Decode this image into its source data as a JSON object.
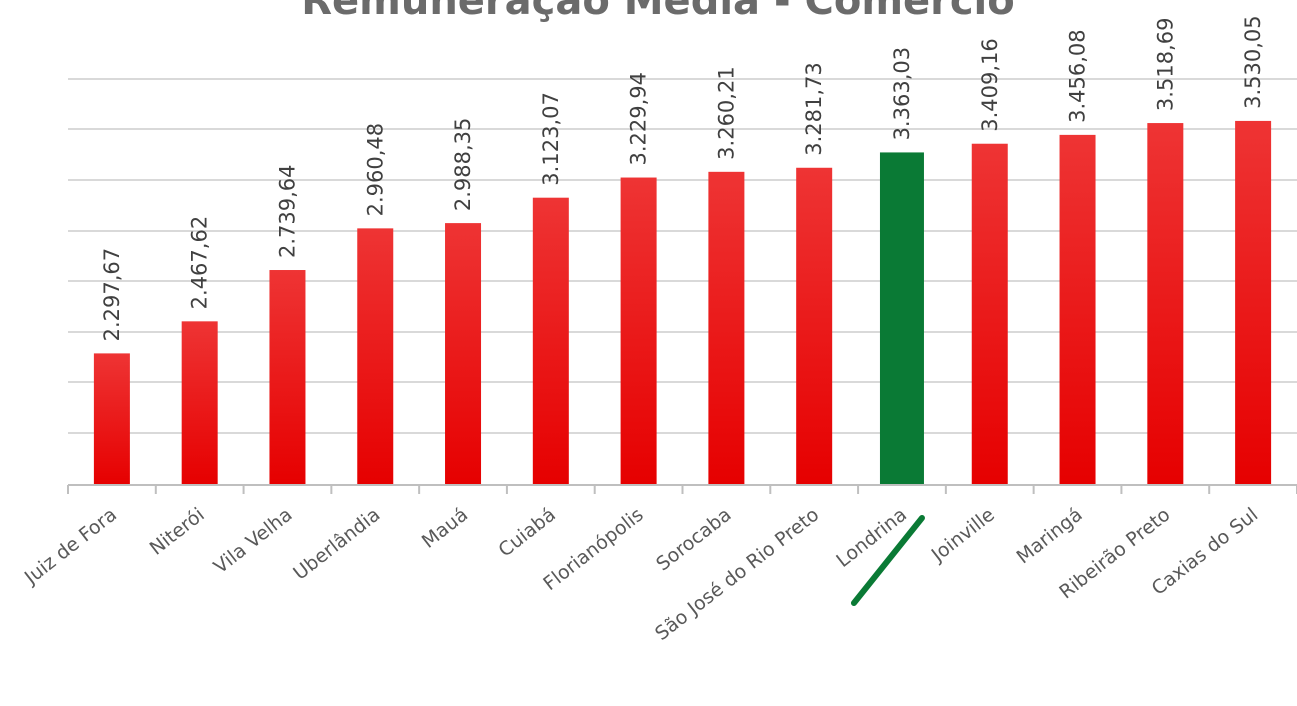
{
  "chart_data": {
    "type": "bar",
    "title": "Remuneração Média - Comércio",
    "xlabel": "",
    "ylabel": "",
    "ylim": [
      0,
      3500
    ],
    "grid": true,
    "categories": [
      "Juiz de Fora",
      "Niterói",
      "Vila Velha",
      "Uberlândia",
      "Mauá",
      "Cuiabá",
      "Florianópolis",
      "Sorocaba",
      "São José do Rio Preto",
      "Londrina",
      "Joinville",
      "Maringá",
      "Ribeirão Preto",
      "Caxias do Sul"
    ],
    "values": [
      2297.67,
      2467.62,
      2739.64,
      2960.48,
      2988.35,
      3123.07,
      3229.94,
      3260.21,
      3281.73,
      3363.03,
      3409.16,
      3456.08,
      3518.69,
      3530.05
    ],
    "data_labels": [
      "2.297,67",
      "2.467,62",
      "2.739,64",
      "2.960,48",
      "2.988,35",
      "3.123,07",
      "3.229,94",
      "3.260,21",
      "3.281,73",
      "3.363,03",
      "3.409,16",
      "3.456,08",
      "3.518,69",
      "3.530,05"
    ],
    "highlight": "Londrina",
    "colors": {
      "bar": "#e60000",
      "bar_top": "#ee3434",
      "highlight": "#0a7a35",
      "underline": "#0a7a35",
      "grid": "#d9d9d9",
      "title": "#6b6b6b",
      "label": "#404040",
      "category": "#595959"
    }
  }
}
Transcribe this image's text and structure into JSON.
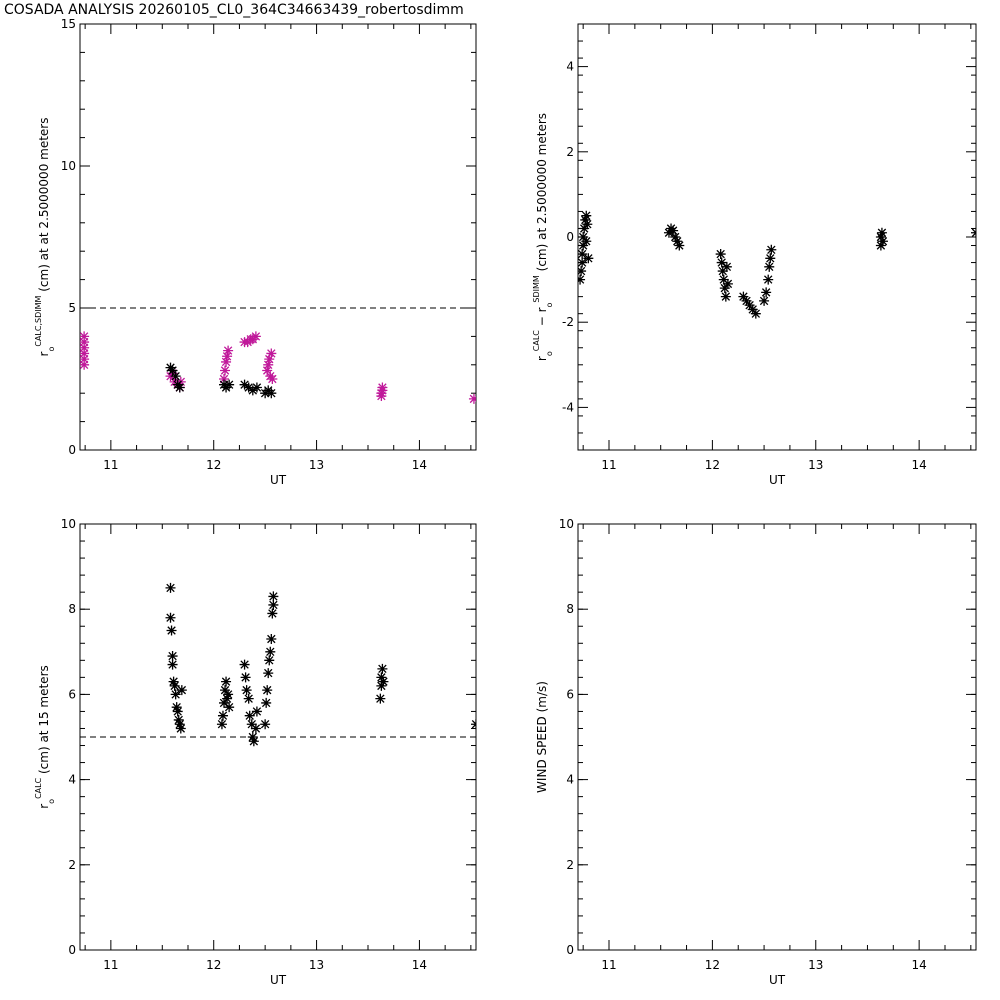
{
  "title": "COSADA ANALYSIS 20260105_CL0_364C34663439_robertosdimm",
  "colors": {
    "black": "#000000",
    "magenta": "#c0199a"
  },
  "chart_data": [
    {
      "id": "panel-tl",
      "type": "scatter",
      "xlabel": "UT",
      "ylabel_parts": [
        "r",
        "o",
        "CALC,SDIMM",
        " (cm) at  at 2.5000000 meters"
      ],
      "xlim": [
        10.7,
        14.55
      ],
      "ylim": [
        0,
        15
      ],
      "xticks": [
        11,
        12,
        13,
        14
      ],
      "yticks": [
        0,
        5,
        10,
        15
      ],
      "hline": 5,
      "series": [
        {
          "color": "magenta",
          "points": [
            [
              10.74,
              3.0
            ],
            [
              10.74,
              3.2
            ],
            [
              10.74,
              3.4
            ],
            [
              10.74,
              3.6
            ],
            [
              10.74,
              3.8
            ],
            [
              10.74,
              4.0
            ],
            [
              11.58,
              2.6
            ],
            [
              11.6,
              2.7
            ],
            [
              11.62,
              2.4
            ],
            [
              11.65,
              2.3
            ],
            [
              11.67,
              2.2
            ],
            [
              11.68,
              2.4
            ],
            [
              12.1,
              2.5
            ],
            [
              12.11,
              2.8
            ],
            [
              12.12,
              3.1
            ],
            [
              12.13,
              3.3
            ],
            [
              12.14,
              3.5
            ],
            [
              12.3,
              3.8
            ],
            [
              12.33,
              3.8
            ],
            [
              12.36,
              3.9
            ],
            [
              12.38,
              3.9
            ],
            [
              12.41,
              4.0
            ],
            [
              12.52,
              2.8
            ],
            [
              12.53,
              3.0
            ],
            [
              12.54,
              3.2
            ],
            [
              12.55,
              2.6
            ],
            [
              12.56,
              3.4
            ],
            [
              12.57,
              2.5
            ],
            [
              13.63,
              1.9
            ],
            [
              13.63,
              2.0
            ],
            [
              13.64,
              2.1
            ],
            [
              13.64,
              2.2
            ],
            [
              14.53,
              1.8
            ]
          ]
        },
        {
          "color": "black",
          "points": [
            [
              11.58,
              2.9
            ],
            [
              11.6,
              2.8
            ],
            [
              11.63,
              2.6
            ],
            [
              11.65,
              2.3
            ],
            [
              11.67,
              2.2
            ],
            [
              12.1,
              2.3
            ],
            [
              12.12,
              2.2
            ],
            [
              12.15,
              2.3
            ],
            [
              12.3,
              2.3
            ],
            [
              12.34,
              2.2
            ],
            [
              12.38,
              2.1
            ],
            [
              12.42,
              2.2
            ],
            [
              12.5,
              2.0
            ],
            [
              12.53,
              2.1
            ],
            [
              12.56,
              2.0
            ]
          ]
        }
      ]
    },
    {
      "id": "panel-tr",
      "type": "scatter",
      "xlabel": "UT",
      "ylabel_parts": [
        "r",
        "o",
        "CALC",
        " − r",
        "o",
        "SDIMM",
        " (cm) at 2.5000000 meters"
      ],
      "xlim": [
        10.7,
        14.55
      ],
      "ylim": [
        -5,
        5
      ],
      "xticks": [
        11,
        12,
        13,
        14
      ],
      "yticks": [
        -4,
        -2,
        0,
        2,
        4
      ],
      "series": [
        {
          "color": "black",
          "points": [
            [
              10.72,
              -1.0
            ],
            [
              10.73,
              -0.8
            ],
            [
              10.74,
              -0.6
            ],
            [
              10.74,
              -0.4
            ],
            [
              10.75,
              -0.2
            ],
            [
              10.75,
              0.0
            ],
            [
              10.76,
              0.2
            ],
            [
              10.77,
              0.4
            ],
            [
              10.78,
              0.5
            ],
            [
              10.78,
              -0.1
            ],
            [
              10.79,
              0.3
            ],
            [
              10.8,
              -0.5
            ],
            [
              11.58,
              0.1
            ],
            [
              11.6,
              0.2
            ],
            [
              11.62,
              0.15
            ],
            [
              11.64,
              0.0
            ],
            [
              11.66,
              -0.1
            ],
            [
              11.68,
              -0.2
            ],
            [
              12.08,
              -0.4
            ],
            [
              12.09,
              -0.6
            ],
            [
              12.1,
              -0.8
            ],
            [
              12.11,
              -1.0
            ],
            [
              12.12,
              -1.2
            ],
            [
              12.13,
              -1.4
            ],
            [
              12.14,
              -0.7
            ],
            [
              12.15,
              -1.1
            ],
            [
              12.3,
              -1.4
            ],
            [
              12.33,
              -1.5
            ],
            [
              12.36,
              -1.6
            ],
            [
              12.39,
              -1.7
            ],
            [
              12.42,
              -1.8
            ],
            [
              12.5,
              -1.5
            ],
            [
              12.52,
              -1.3
            ],
            [
              12.54,
              -1.0
            ],
            [
              12.55,
              -0.7
            ],
            [
              12.56,
              -0.5
            ],
            [
              12.57,
              -0.3
            ],
            [
              13.63,
              -0.2
            ],
            [
              13.63,
              0.0
            ],
            [
              13.64,
              0.1
            ],
            [
              13.65,
              -0.1
            ],
            [
              14.55,
              0.1
            ]
          ]
        }
      ]
    },
    {
      "id": "panel-bl",
      "type": "scatter",
      "xlabel": "UT",
      "ylabel_parts": [
        "r",
        "o",
        "CALC",
        " (cm) at 15 meters"
      ],
      "xlim": [
        10.7,
        14.55
      ],
      "ylim": [
        0,
        10
      ],
      "xticks": [
        11,
        12,
        13,
        14
      ],
      "yticks": [
        0,
        2,
        4,
        6,
        8,
        10
      ],
      "hline": 5,
      "series": [
        {
          "color": "black",
          "points": [
            [
              11.58,
              8.5
            ],
            [
              11.58,
              7.8
            ],
            [
              11.59,
              7.5
            ],
            [
              11.6,
              6.9
            ],
            [
              11.6,
              6.7
            ],
            [
              11.61,
              6.3
            ],
            [
              11.62,
              6.2
            ],
            [
              11.63,
              6.0
            ],
            [
              11.64,
              5.7
            ],
            [
              11.65,
              5.6
            ],
            [
              11.66,
              5.4
            ],
            [
              11.67,
              5.3
            ],
            [
              11.68,
              5.2
            ],
            [
              11.69,
              6.1
            ],
            [
              12.08,
              5.3
            ],
            [
              12.09,
              5.5
            ],
            [
              12.1,
              5.8
            ],
            [
              12.11,
              6.1
            ],
            [
              12.12,
              6.3
            ],
            [
              12.13,
              5.9
            ],
            [
              12.14,
              6.0
            ],
            [
              12.15,
              5.7
            ],
            [
              12.3,
              6.7
            ],
            [
              12.31,
              6.4
            ],
            [
              12.32,
              6.1
            ],
            [
              12.34,
              5.9
            ],
            [
              12.35,
              5.5
            ],
            [
              12.37,
              5.3
            ],
            [
              12.38,
              5.0
            ],
            [
              12.39,
              4.9
            ],
            [
              12.41,
              5.2
            ],
            [
              12.42,
              5.6
            ],
            [
              12.5,
              5.3
            ],
            [
              12.51,
              5.8
            ],
            [
              12.52,
              6.1
            ],
            [
              12.53,
              6.5
            ],
            [
              12.54,
              6.8
            ],
            [
              12.55,
              7.0
            ],
            [
              12.56,
              7.3
            ],
            [
              12.57,
              7.9
            ],
            [
              12.58,
              8.1
            ],
            [
              12.58,
              8.3
            ],
            [
              13.62,
              5.9
            ],
            [
              13.63,
              6.2
            ],
            [
              13.63,
              6.4
            ],
            [
              13.64,
              6.6
            ],
            [
              13.65,
              6.3
            ],
            [
              14.55,
              5.3
            ]
          ]
        }
      ]
    },
    {
      "id": "panel-br",
      "type": "scatter",
      "xlabel": "UT",
      "ylabel_parts": [
        "WIND SPEED (m/s)"
      ],
      "xlim": [
        10.7,
        14.55
      ],
      "ylim": [
        0,
        10
      ],
      "xticks": [
        11,
        12,
        13,
        14
      ],
      "yticks": [
        0,
        2,
        4,
        6,
        8,
        10
      ],
      "series": []
    }
  ]
}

#####

_What the exercise asks:_ Report every line in the data above in which the word "highlight" appears.

_Reply:_
    "highlight": "Londrina",
      "highlight": "#0a7a35",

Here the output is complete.